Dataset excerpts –
--- start ---
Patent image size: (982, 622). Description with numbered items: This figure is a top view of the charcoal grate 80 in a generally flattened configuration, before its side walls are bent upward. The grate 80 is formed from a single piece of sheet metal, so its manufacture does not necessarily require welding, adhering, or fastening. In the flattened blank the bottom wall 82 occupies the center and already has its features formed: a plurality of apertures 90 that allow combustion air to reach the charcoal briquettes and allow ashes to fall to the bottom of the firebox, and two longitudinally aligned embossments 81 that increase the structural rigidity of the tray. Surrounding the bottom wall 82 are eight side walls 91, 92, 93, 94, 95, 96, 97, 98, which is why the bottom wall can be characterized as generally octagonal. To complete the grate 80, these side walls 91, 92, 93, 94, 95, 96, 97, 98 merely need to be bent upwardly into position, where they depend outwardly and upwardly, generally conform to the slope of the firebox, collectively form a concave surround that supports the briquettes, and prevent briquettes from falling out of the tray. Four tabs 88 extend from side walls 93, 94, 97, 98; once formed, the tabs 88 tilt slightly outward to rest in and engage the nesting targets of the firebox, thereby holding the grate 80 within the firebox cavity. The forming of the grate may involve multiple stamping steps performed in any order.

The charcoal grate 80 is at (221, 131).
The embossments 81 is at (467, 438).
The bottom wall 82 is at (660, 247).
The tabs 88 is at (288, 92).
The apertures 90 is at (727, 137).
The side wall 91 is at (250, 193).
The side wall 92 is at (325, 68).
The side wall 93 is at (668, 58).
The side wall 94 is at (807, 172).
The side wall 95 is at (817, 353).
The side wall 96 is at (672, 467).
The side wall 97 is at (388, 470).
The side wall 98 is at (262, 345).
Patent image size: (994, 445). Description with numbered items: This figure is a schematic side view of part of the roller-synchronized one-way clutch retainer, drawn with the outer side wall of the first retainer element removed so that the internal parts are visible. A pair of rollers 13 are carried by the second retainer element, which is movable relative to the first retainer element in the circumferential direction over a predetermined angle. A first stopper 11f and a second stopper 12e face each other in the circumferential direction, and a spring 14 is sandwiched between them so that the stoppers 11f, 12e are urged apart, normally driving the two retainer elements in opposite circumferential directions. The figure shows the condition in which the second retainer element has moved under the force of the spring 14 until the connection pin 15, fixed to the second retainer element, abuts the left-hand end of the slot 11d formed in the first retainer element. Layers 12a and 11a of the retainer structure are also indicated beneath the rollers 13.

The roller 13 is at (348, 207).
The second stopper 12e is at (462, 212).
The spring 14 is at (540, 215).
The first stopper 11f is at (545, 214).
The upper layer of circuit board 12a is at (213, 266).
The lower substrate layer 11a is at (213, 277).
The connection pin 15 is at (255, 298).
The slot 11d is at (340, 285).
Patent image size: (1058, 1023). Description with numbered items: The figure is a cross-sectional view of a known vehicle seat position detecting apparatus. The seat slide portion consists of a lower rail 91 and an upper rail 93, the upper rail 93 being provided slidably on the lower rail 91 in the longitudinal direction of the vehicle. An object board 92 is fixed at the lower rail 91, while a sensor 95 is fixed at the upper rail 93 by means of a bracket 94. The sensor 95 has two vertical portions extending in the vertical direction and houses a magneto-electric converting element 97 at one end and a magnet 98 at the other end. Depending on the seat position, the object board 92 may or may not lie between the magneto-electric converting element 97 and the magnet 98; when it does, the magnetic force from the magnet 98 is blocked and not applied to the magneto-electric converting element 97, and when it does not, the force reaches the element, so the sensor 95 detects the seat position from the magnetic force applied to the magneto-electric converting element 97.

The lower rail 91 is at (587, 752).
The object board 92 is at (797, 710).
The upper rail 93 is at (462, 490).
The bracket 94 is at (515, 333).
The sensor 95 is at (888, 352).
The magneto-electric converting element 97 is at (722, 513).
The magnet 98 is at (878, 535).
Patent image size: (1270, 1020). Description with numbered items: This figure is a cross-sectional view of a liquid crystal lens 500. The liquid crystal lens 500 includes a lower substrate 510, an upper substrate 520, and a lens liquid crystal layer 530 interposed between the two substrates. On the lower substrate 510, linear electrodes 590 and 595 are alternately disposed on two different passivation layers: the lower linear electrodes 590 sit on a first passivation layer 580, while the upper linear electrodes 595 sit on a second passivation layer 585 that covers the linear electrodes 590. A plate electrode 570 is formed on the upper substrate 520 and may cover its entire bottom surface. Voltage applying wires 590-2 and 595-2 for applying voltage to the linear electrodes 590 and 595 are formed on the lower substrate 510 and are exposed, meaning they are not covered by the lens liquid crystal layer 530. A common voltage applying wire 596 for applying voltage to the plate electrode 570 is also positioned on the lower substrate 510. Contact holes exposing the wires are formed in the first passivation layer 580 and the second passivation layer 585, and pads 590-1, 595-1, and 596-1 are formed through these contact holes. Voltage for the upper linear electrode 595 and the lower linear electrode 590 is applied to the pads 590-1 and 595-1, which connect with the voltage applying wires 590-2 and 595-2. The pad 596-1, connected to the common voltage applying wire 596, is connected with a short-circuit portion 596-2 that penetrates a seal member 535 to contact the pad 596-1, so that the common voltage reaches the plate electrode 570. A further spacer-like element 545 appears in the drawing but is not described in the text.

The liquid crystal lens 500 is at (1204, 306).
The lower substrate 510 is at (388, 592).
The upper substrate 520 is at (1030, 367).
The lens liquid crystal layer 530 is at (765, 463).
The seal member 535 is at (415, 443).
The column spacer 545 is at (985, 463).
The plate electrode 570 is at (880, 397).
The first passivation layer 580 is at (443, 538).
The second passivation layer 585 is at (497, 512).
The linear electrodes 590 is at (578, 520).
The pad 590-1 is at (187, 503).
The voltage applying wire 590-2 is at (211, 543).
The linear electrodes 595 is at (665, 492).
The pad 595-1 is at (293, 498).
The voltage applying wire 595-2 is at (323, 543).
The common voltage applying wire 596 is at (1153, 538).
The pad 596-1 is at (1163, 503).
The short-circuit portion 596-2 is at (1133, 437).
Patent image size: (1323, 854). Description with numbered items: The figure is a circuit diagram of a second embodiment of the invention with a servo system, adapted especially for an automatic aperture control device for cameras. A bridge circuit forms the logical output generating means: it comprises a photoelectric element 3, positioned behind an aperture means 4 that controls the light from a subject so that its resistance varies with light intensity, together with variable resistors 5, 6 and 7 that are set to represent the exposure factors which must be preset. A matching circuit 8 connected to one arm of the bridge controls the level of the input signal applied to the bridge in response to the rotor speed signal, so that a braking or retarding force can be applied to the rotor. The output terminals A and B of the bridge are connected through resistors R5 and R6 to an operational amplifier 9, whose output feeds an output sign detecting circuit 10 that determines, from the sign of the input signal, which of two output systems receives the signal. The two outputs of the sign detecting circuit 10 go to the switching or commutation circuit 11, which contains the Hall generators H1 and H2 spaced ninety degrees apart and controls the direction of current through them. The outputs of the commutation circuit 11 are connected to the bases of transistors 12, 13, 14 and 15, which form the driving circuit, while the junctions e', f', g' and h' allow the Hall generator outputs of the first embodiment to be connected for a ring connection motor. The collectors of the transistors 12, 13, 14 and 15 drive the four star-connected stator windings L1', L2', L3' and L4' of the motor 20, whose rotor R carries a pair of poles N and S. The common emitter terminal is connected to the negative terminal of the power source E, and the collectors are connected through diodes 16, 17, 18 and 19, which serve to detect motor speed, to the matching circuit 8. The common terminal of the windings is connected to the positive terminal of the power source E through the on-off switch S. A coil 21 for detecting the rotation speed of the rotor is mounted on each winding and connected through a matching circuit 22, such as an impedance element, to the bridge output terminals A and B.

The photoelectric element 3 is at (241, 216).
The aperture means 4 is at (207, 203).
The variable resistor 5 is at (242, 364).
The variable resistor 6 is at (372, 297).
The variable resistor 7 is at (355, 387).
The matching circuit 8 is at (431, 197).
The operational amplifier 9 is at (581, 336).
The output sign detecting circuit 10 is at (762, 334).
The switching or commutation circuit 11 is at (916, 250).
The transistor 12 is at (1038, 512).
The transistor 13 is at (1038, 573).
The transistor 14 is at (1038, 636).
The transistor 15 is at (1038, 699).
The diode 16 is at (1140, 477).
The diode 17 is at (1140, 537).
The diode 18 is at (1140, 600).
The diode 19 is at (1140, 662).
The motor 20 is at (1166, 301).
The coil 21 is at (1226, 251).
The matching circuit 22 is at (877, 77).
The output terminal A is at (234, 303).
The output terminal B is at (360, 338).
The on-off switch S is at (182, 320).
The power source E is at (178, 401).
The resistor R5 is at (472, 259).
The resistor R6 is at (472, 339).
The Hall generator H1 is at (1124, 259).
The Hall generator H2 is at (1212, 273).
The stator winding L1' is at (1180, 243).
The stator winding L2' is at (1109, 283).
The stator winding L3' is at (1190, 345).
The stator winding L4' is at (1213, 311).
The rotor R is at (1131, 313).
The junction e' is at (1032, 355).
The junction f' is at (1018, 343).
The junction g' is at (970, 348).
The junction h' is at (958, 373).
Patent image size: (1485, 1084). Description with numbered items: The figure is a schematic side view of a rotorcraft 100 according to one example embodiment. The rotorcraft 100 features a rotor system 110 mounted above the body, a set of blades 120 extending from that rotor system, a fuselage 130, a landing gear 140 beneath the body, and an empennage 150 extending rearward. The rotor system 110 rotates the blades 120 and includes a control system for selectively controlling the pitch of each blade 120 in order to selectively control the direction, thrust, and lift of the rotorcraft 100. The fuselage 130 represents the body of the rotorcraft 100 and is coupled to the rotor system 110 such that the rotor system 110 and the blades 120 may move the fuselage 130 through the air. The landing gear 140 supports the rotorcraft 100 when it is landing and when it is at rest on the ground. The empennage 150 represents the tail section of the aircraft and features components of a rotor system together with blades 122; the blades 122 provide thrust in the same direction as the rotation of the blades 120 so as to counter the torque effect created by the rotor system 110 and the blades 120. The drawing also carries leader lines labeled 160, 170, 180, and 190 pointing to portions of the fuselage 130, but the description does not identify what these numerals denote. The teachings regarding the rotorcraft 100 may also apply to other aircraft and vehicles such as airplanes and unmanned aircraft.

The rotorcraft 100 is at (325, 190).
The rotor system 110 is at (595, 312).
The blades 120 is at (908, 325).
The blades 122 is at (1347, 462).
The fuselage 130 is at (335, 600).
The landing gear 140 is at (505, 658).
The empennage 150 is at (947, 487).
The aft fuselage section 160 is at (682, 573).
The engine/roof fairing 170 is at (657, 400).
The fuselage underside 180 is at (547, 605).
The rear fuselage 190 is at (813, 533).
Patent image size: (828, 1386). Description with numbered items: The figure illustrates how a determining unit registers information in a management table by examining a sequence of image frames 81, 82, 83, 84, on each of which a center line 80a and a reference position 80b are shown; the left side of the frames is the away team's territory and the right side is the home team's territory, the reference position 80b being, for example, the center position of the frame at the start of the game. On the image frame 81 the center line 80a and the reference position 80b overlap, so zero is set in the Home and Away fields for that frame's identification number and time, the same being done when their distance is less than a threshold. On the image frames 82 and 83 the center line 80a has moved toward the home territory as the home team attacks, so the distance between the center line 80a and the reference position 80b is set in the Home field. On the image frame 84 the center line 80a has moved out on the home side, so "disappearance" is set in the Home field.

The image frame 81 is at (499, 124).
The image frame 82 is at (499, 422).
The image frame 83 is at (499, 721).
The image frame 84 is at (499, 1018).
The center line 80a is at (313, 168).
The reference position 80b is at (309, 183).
--- end ---
Directive – Return the lines that begin with the line containing "Patent image size: (994, 445)." and continue through the line containing "The roller 13 is at (348, 207).", reproduced word for word.

The result –
Patent image size: (994, 445). Description with numbered items: This figure is a schematic side view of part of the roller-synchronized one-way clutch retainer, drawn with the outer side wall of the first retainer element removed so that the internal parts are visible. A pair of rollers 13 are carried by the second retainer element, which is movable relative to the first retainer element in the circumferential direction over a predetermined angle. A first stopper 11f and a second stopper 12e face each other in the circumferential direction, and a spring 14 is sandwiched between them so that the stoppers 11f, 12e are urged apart, normally driving the two retainer elements in opposite circumferential directions. The figure shows the condition in which the second retainer element has moved under the force of the spring 14 until the connection pin 15, fixed to the second retainer element, abuts the left-hand end of the slot 11d formed in the first retainer element. Layers 12a and 11a of the retainer structure are also indicated beneath the rollers 13.

The roller 13 is at (348, 207).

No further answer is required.